## What the exercise asks:
Find the lines holding the string "Wilder" in the data, then copy all of them.

Data tied to figure images
::::::

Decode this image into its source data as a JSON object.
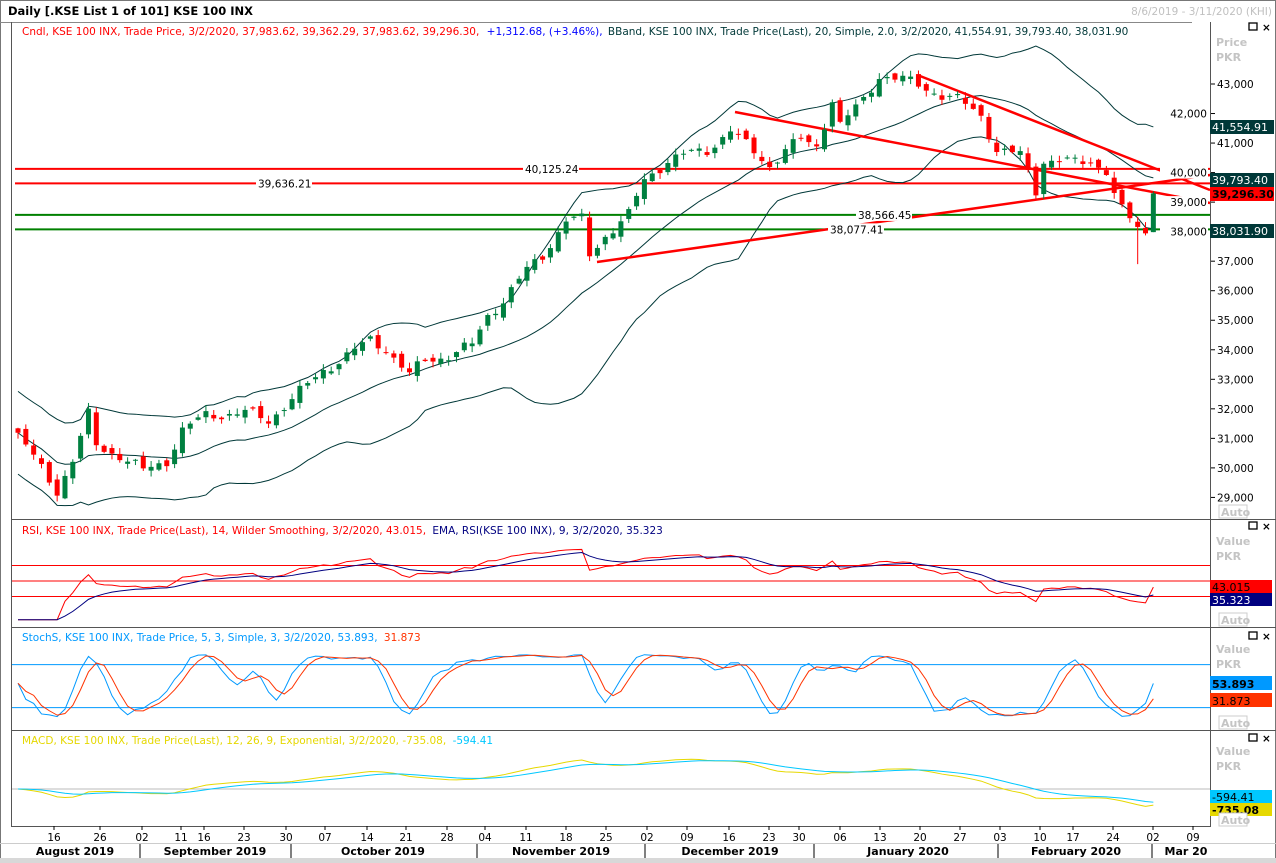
{
  "window": {
    "title": "Daily [.KSE List 1 of 101] KSE 100 INX",
    "date_range": "8/6/2019 - 3/11/2020 (KHI)"
  },
  "main_panel": {
    "legend_candle": "Cndl, KSE 100 INX, Trade Price, 3/2/2020, 37,983.62, 39,362.29, 37,983.62, 39,296.30,",
    "legend_change": "+1,312.68, (+3.46%),",
    "legend_bband": "BBand, KSE 100 INX, Trade Price(Last),  20, Simple, 2.0, 3/2/2020, 41,554.91, 39,793.40, 38,031.90",
    "axis_title": "Price",
    "axis_unit": "PKR",
    "price_ticks": [
      "43,000",
      "42,000",
      "41,000",
      "40,000",
      "39,000",
      "38,000",
      "37,000",
      "36,000",
      "35,000",
      "34,000",
      "33,000",
      "32,000",
      "31,000",
      "30,000",
      "29,000"
    ],
    "badges": {
      "bb_upper": "41,554.91",
      "bb_mid": "39,793.40",
      "last": "39,296.30",
      "bb_lower": "38,031.90"
    },
    "hlines": [
      {
        "label": "40,125.24",
        "value": 40125.24,
        "color": "#ff0000"
      },
      {
        "label": "39,636.21",
        "value": 39636.21,
        "color": "#ff0000"
      },
      {
        "label": "38,566.45",
        "value": 38566.45,
        "color": "#008000"
      },
      {
        "label": "38,077.41",
        "value": 38077.41,
        "color": "#008000"
      }
    ],
    "auto_label": "Auto"
  },
  "rsi_panel": {
    "legend_rsi": "RSI, KSE 100 INX, Trade Price(Last),  14, Wilder Smoothing, 3/2/2020, 43.015,",
    "legend_ema": "EMA, RSI(KSE 100 INX),  9, 3/2/2020, 35.323",
    "axis_title": "Value",
    "axis_unit": "PKR",
    "badge_rsi": "43.015",
    "badge_ema": "35.323",
    "auto_label": "Auto"
  },
  "stoch_panel": {
    "legend_k": "StochS, KSE 100 INX, Trade Price,  5, 3, Simple, 3, 3/2/2020, 53.893,",
    "legend_d": "31.873",
    "axis_title": "Value",
    "axis_unit": "PKR",
    "badge_k": "53.893",
    "badge_d": "31.873",
    "auto_label": "Auto"
  },
  "macd_panel": {
    "legend_macd": "MACD, KSE 100 INX, Trade Price(Last),  12, 26, 9, Exponential, 3/2/2020, -735.08,",
    "legend_signal": "-594.41",
    "axis_title": "Value",
    "axis_unit": "PKR",
    "badge_signal": "-594.41",
    "badge_macd": "-735.08",
    "auto_label": "Auto"
  },
  "x_axis": {
    "day_ticks": [
      "16",
      "26",
      "02",
      "11",
      "16",
      "23",
      "30",
      "07",
      "14",
      "21",
      "28",
      "04",
      "11",
      "18",
      "25",
      "02",
      "09",
      "16",
      "23",
      "30",
      "06",
      "13",
      "20",
      "27",
      "03",
      "10",
      "17",
      "24",
      "02",
      "09"
    ],
    "months": [
      "August 2019",
      "September 2019",
      "October 2019",
      "November 2019",
      "December 2019",
      "January 2020",
      "February 2020",
      "Mar 20"
    ]
  },
  "colors": {
    "up": "#008040",
    "down": "#ff0000",
    "bband": "#003838",
    "rsi": "#ff0000",
    "rsi_ema": "#000080",
    "stoch_k": "#0099ff",
    "stoch_d": "#ff3300",
    "macd": "#e6d800",
    "signal": "#00c8ff"
  },
  "chart_data": {
    "type": "candlestick",
    "title": "Daily [.KSE List 1 of 101] KSE 100 INX",
    "ylabel": "Price (PKR)",
    "ylim": [
      28600,
      43800
    ],
    "last_candle": {
      "date": "3/2/2020",
      "open": 37983.62,
      "high": 39362.29,
      "low": 37983.62,
      "close": 39296.3
    },
    "close_anchors_trading_day": [
      [
        0,
        31100
      ],
      [
        5,
        29240
      ],
      [
        7,
        30250
      ],
      [
        9,
        31780
      ],
      [
        10,
        30760
      ],
      [
        13,
        30420
      ],
      [
        16,
        29900
      ],
      [
        19,
        30250
      ],
      [
        21,
        31270
      ],
      [
        24,
        31780
      ],
      [
        29,
        31880
      ],
      [
        32,
        31600
      ],
      [
        34,
        32120
      ],
      [
        37,
        32800
      ],
      [
        39,
        33300
      ],
      [
        42,
        33810
      ],
      [
        45,
        34320
      ],
      [
        47,
        34050
      ],
      [
        50,
        33140
      ],
      [
        52,
        33640
      ],
      [
        55,
        33810
      ],
      [
        58,
        34150
      ],
      [
        60,
        35170
      ],
      [
        62,
        35680
      ],
      [
        65,
        36690
      ],
      [
        67,
        37200
      ],
      [
        70,
        38390
      ],
      [
        72,
        38400
      ],
      [
        73,
        37200
      ],
      [
        75,
        37880
      ],
      [
        78,
        38560
      ],
      [
        80,
        39750
      ],
      [
        83,
        40420
      ],
      [
        85,
        40590
      ],
      [
        88,
        40760
      ],
      [
        91,
        41440
      ],
      [
        93,
        40930
      ],
      [
        96,
        40250
      ],
      [
        98,
        40760
      ],
      [
        100,
        41100
      ],
      [
        102,
        40900
      ],
      [
        104,
        42460
      ],
      [
        105,
        41610
      ],
      [
        108,
        42460
      ],
      [
        110,
        43300
      ],
      [
        113,
        43140
      ],
      [
        115,
        42970
      ],
      [
        118,
        42630
      ],
      [
        120,
        42460
      ],
      [
        123,
        41950
      ],
      [
        125,
        40760
      ],
      [
        128,
        40590
      ],
      [
        130,
        39410
      ],
      [
        131,
        40420
      ],
      [
        133,
        40400
      ],
      [
        135,
        40320
      ],
      [
        137,
        40400
      ],
      [
        139,
        40080
      ],
      [
        140,
        39240
      ],
      [
        141,
        38730
      ],
      [
        143,
        38120
      ],
      [
        144,
        37980
      ],
      [
        145,
        39296.3
      ]
    ],
    "indicators": {
      "bband": {
        "period": 20,
        "type": "Simple",
        "dev": 2.0,
        "upper": 41554.91,
        "middle": 39793.4,
        "lower": 38031.9
      },
      "rsi": {
        "period": 14,
        "smoothing": "Wilder",
        "value": 43.015,
        "ema_period": 9,
        "ema_value": 35.323,
        "levels": [
          70,
          50,
          30
        ]
      },
      "stoch": {
        "k": 5,
        "d": 3,
        "smooth": 3,
        "k_value": 53.893,
        "d_value": 31.873,
        "levels": [
          80,
          20
        ]
      },
      "macd": {
        "fast": 12,
        "slow": 26,
        "signal": 9,
        "macd": -735.08,
        "signal_value": -594.41
      }
    }
  }
}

::::::

## Answer:
    "legend_rsi": "RSI, KSE 100 INX, Trade Price(Last),  14, Wilder Smoothing, 3/2/2020, 43.015,",
        "smoothing": "Wilder",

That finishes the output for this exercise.